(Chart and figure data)
********

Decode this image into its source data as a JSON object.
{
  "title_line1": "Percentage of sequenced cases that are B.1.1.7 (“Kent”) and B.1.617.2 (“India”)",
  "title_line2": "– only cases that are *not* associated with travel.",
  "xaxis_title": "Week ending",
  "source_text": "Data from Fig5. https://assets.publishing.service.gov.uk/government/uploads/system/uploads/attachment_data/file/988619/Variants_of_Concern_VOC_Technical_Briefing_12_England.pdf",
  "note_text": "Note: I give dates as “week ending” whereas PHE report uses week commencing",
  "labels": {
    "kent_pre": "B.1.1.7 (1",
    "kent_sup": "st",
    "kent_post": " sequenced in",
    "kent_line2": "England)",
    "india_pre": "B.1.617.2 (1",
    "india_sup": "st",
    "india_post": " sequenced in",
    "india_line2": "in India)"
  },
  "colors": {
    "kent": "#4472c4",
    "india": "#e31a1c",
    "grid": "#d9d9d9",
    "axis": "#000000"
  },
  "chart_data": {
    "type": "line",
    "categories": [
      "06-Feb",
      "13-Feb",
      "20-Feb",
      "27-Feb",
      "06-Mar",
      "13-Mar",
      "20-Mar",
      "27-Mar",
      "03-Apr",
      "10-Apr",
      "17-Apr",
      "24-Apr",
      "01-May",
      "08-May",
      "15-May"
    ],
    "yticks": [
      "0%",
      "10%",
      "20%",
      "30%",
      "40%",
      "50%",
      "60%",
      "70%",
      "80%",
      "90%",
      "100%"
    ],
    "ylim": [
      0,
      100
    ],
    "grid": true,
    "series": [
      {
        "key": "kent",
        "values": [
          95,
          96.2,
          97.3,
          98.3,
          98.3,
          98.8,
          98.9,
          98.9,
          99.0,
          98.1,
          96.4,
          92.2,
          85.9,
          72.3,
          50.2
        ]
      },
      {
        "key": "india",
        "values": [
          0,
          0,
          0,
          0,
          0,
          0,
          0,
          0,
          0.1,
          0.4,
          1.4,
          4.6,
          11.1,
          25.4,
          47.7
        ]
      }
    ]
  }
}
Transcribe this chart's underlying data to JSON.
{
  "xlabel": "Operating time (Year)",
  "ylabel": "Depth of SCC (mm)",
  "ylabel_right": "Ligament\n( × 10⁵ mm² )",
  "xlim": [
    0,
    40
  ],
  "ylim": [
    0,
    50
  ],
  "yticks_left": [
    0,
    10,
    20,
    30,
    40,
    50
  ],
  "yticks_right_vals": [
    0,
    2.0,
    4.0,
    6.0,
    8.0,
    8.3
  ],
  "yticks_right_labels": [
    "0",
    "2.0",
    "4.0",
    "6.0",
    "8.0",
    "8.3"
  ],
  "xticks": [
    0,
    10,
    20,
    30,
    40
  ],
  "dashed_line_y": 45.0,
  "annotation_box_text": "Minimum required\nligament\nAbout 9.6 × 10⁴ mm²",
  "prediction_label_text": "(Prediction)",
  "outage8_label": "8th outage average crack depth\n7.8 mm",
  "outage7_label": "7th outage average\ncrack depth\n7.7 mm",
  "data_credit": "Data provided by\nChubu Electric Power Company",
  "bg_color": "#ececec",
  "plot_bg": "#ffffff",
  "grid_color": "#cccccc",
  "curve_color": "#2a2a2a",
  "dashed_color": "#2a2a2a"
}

********

* Task details:
Every record above should be output exactly.

* The solution:
Decode this image into its source data as a JSON object.
{
  "title_line1": "Percentage of sequenced cases that are B.1.1.7 (“Kent”) and B.1.617.2 (“India”)",
  "title_line2": "– only cases that are *not* associated with travel.",
  "xaxis_title": "Week ending",
  "source_text": "Data from Fig5. https://assets.publishing.service.gov.uk/government/uploads/system/uploads/attachment_data/file/988619/Variants_of_Concern_VOC_Technical_Briefing_12_England.pdf",
  "note_text": "Note: I give dates as “week ending” whereas PHE report uses week commencing",
  "labels": {
    "kent_pre": "B.1.1.7 (1",
    "kent_sup": "st",
    "kent_post": " sequenced in",
    "kent_line2": "England)",
    "india_pre": "B.1.617.2 (1",
    "india_sup": "st",
    "india_post": " sequenced in",
    "india_line2": "in India)"
  },
  "colors": {
    "kent": "#4472c4",
    "india": "#e31a1c",
    "grid": "#d9d9d9",
    "axis": "#000000"
  },
  "chart_data": {
    "type": "line",
    "categories": [
      "06-Feb",
      "13-Feb",
      "20-Feb",
      "27-Feb",
      "06-Mar",
      "13-Mar",
      "20-Mar",
      "27-Mar",
      "03-Apr",
      "10-Apr",
      "17-Apr",
      "24-Apr",
      "01-May",
      "08-May",
      "15-May"
    ],
    "yticks": [
      "0%",
      "10%",
      "20%",
      "30%",
      "40%",
      "50%",
      "60%",
      "70%",
      "80%",
      "90%",
      "100%"
    ],
    "ylim": [
      0,
      100
    ],
    "grid": true,
    "series": [
      {
        "key": "kent",
        "values": [
          95,
          96.2,
          97.3,
          98.3,
          98.3,
          98.8,
          98.9,
          98.9,
          99.0,
          98.1,
          96.4,
          92.2,
          85.9,
          72.3,
          50.2
        ]
      },
      {
        "key": "india",
        "values": [
          0,
          0,
          0,
          0,
          0,
          0,
          0,
          0,
          0.1,
          0.4,
          1.4,
          4.6,
          11.1,
          25.4,
          47.7
        ]
      }
    ]
  }
}
Transcribe this chart's underlying data to JSON.
{
  "xlabel": "Operating time (Year)",
  "ylabel": "Depth of SCC (mm)",
  "ylabel_right": "Ligament\n( × 10⁵ mm² )",
  "xlim": [
    0,
    40
  ],
  "ylim": [
    0,
    50
  ],
  "yticks_left": [
    0,
    10,
    20,
    30,
    40,
    50
  ],
  "yticks_right_vals": [
    0,
    2.0,
    4.0,
    6.0,
    8.0,
    8.3
  ],
  "yticks_right_labels": [
    "0",
    "2.0",
    "4.0",
    "6.0",
    "8.0",
    "8.3"
  ],
  "xticks": [
    0,
    10,
    20,
    30,
    40
  ],
  "dashed_line_y": 45.0,
  "annotation_box_text": "Minimum required\nligament\nAbout 9.6 × 10⁴ mm²",
  "prediction_label_text": "(Prediction)",
  "outage8_label": "8th outage average crack depth\n7.8 mm",
  "outage7_label": "7th outage average\ncrack depth\n7.7 mm",
  "data_credit": "Data provided by\nChubu Electric Power Company",
  "bg_color": "#ececec",
  "plot_bg": "#ffffff",
  "grid_color": "#cccccc",
  "curve_color": "#2a2a2a",
  "dashed_color": "#2a2a2a"
}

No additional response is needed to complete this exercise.